Direction:
Leave out the pictures and repeat the data exactly.

The data:
▬▬▬▬▬▬
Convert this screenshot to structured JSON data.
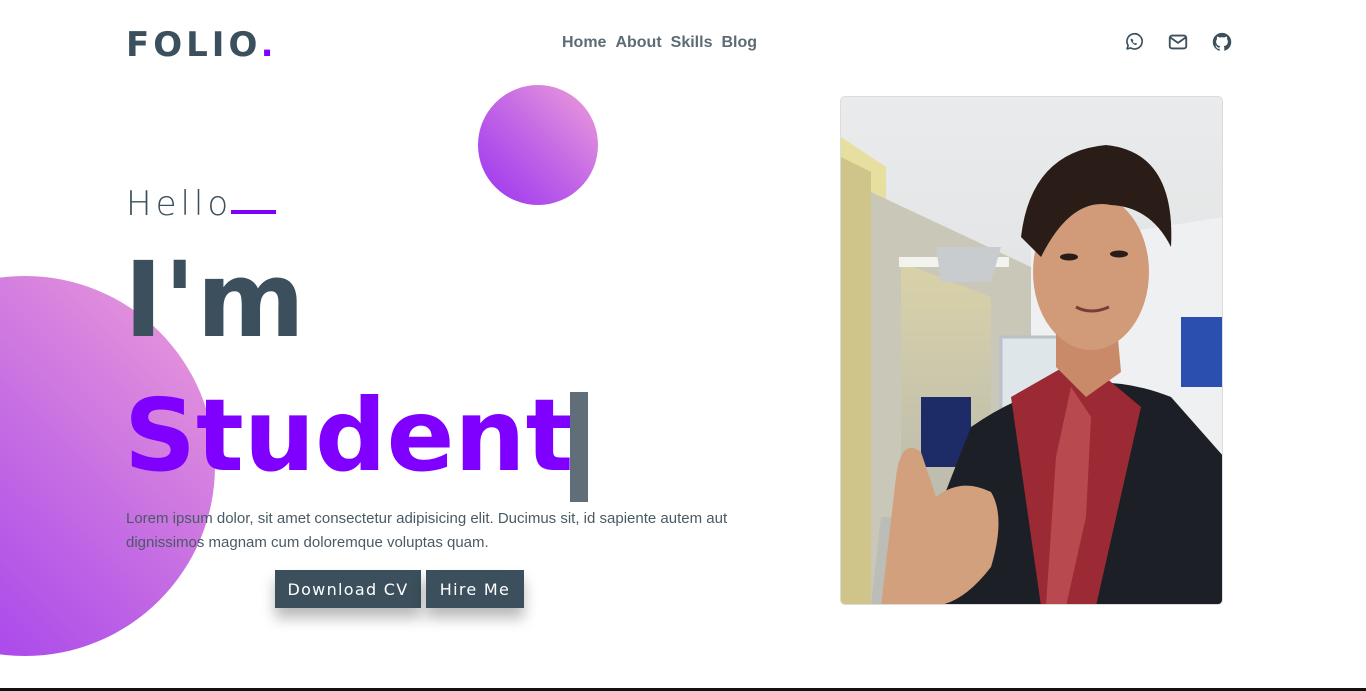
{
  "navbar": {
    "brand": "FOLIO",
    "brand_dot": ".",
    "links": [
      "Home",
      "About",
      "Skills",
      "Blog"
    ],
    "social_icons": [
      "whatsapp-icon",
      "mail-icon",
      "github-icon"
    ]
  },
  "hero": {
    "greeting": "Hello",
    "intro": "I'm",
    "role": "Student",
    "description": "Lorem ipsum dolor, sit amet consectetur adipisicing elit. Ducimus sit, id sapiente autem aut dignissimos magnam cum doloremque voluptas quam.",
    "buttons": {
      "download": "Download CV",
      "hire": "Hire Me"
    }
  },
  "colors": {
    "primary": "#3b4f5c",
    "accent": "#8000ff",
    "gradient_start": "#9b33f0",
    "gradient_end": "#ee9fd9"
  }
}
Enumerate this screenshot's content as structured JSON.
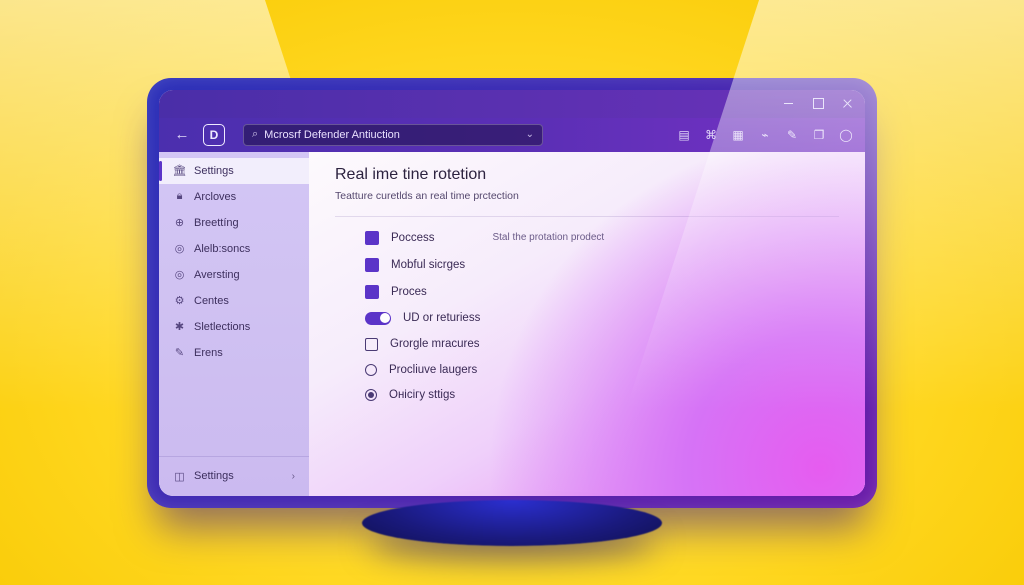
▬▬▬▬▬▬
Reply:
Convert this screenshot to structured JSON data.
{
  "navbar": {
    "brand": "FOLIO",
    "brand_dot": ".",
    "links": [
      "Home",
      "About",
      "Skills",
      "Blog"
    ],
    "social_icons": [
      "whatsapp-icon",
      "mail-icon",
      "github-icon"
    ]
  },
  "hero": {
    "greeting": "Hello",
    "intro": "I'm",
    "role": "Student",
    "description": "Lorem ipsum dolor, sit amet consectetur adipisicing elit. Ducimus sit, id sapiente autem aut dignissimos magnam cum doloremque voluptas quam.",
    "buttons": {
      "download": "Download CV",
      "hire": "Hire Me"
    }
  },
  "colors": {
    "primary": "#3b4f5c",
    "accent": "#8000ff",
    "gradient_start": "#9b33f0",
    "gradient_end": "#ee9fd9"
  }
}
Enumerate this screenshot's content as structured JSON.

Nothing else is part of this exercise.